**Required task**
The records below must be copied in full; omit the images.

**Records to process**
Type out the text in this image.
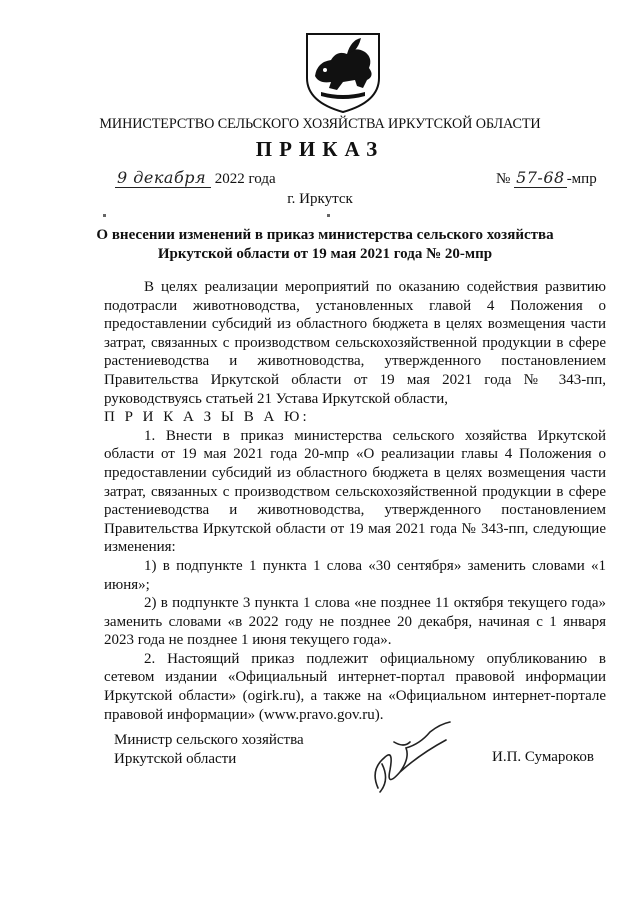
МИНИСТЕРСТВО СЕЛЬСКОГО ХОЗЯЙСТВА ИРКУТСКОЙ ОБЛАСТИ
ПРИКАЗ
9 декабря 2022 года	№ 57-68 -мпр
г. Иркутск
О внесении изменений в приказ министерства сельского хозяйства
Иркутской области от 19 мая 2021 года № 20-мпр

В целях реализации мероприятий по оказанию содействия развитию подотрасли животноводства, установленных главой 4 Положения о предоставлении субсидий из областного бюджета в целях возмещения части затрат, связанных с производством сельскохозяйственной продукции в сфере растениеводства и животноводства, утвержденного постановлением Правительства Иркутской области от 19 мая 2021 года № 343-пп, руководствуясь статьей 21 Устава Иркутской области,

П Р И К А З Ы В А Ю:

1. Внести в приказ министерства сельского хозяйства Иркутской области от 19 мая 2021 года 20-мпр «О реализации главы 4 Положения о предоставлении субсидий из областного бюджета в целях возмещения части затрат, связанных с производством сельскохозяйственной продукции в сфере растениеводства и животноводства, утвержденного постановлением Правительства Иркутской области от 19 мая 2021 года № 343-пп, следующие изменения:

1) в подпункте 1 пункта 1 слова «30 сентября» заменить словами «1 июня»;

2) в подпункте 3 пункта 1 слова «не позднее 11 октября текущего года» заменить словами «в 2022 году не позднее 20 декабря, начиная с 1 января 2023 года не позднее 1 июня текущего года».

2. Настоящий приказ подлежит официальному опубликованию в сетевом издании «Официальный интернет-портал правовой информации Иркутской области» (ogirk.ru), а также на «Официальном интернет-портале правовой информации» (www.pravo.gov.ru).

Министр сельского хозяйства
Иркутской области	И.П. Сумароков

**Expected answer**
Type out the text in this image.
МИНИСТЕРСТВО СЕЛЬСКОГО ХОЗЯЙСТВА ИРКУТСКОЙ ОБЛАСТИ
ПРИКАЗ
9 декабря 2022 года	№ 57-68 -мпр
г. Иркутск
О внесении изменений в приказ министерства сельского хозяйства
Иркутской области от 19 мая 2021 года № 20-мпр

В целях реализации мероприятий по оказанию содействия развитию подотрасли животноводства, установленных главой 4 Положения о предоставлении субсидий из областного бюджета в целях возмещения части затрат, связанных с производством сельскохозяйственной продукции в сфере растениеводства и животноводства, утвержденного постановлением Правительства Иркутской области от 19 мая 2021 года № 343-пп, руководствуясь статьей 21 Устава Иркутской области,

П Р И К А З Ы В А Ю:

1. Внести в приказ министерства сельского хозяйства Иркутской области от 19 мая 2021 года 20-мпр «О реализации главы 4 Положения о предоставлении субсидий из областного бюджета в целях возмещения части затрат, связанных с производством сельскохозяйственной продукции в сфере растениеводства и животноводства, утвержденного постановлением Правительства Иркутской области от 19 мая 2021 года № 343-пп, следующие изменения:

1) в подпункте 1 пункта 1 слова «30 сентября» заменить словами «1 июня»;

2) в подпункте 3 пункта 1 слова «не позднее 11 октября текущего года» заменить словами «в 2022 году не позднее 20 декабря, начиная с 1 января 2023 года не позднее 1 июня текущего года».

2. Настоящий приказ подлежит официальному опубликованию в сетевом издании «Официальный интернет-портал правовой информации Иркутской области» (ogirk.ru), а также на «Официальном интернет-портале правовой информации» (www.pravo.gov.ru).

Министр сельского хозяйства
Иркутской области	И.П. Сумароков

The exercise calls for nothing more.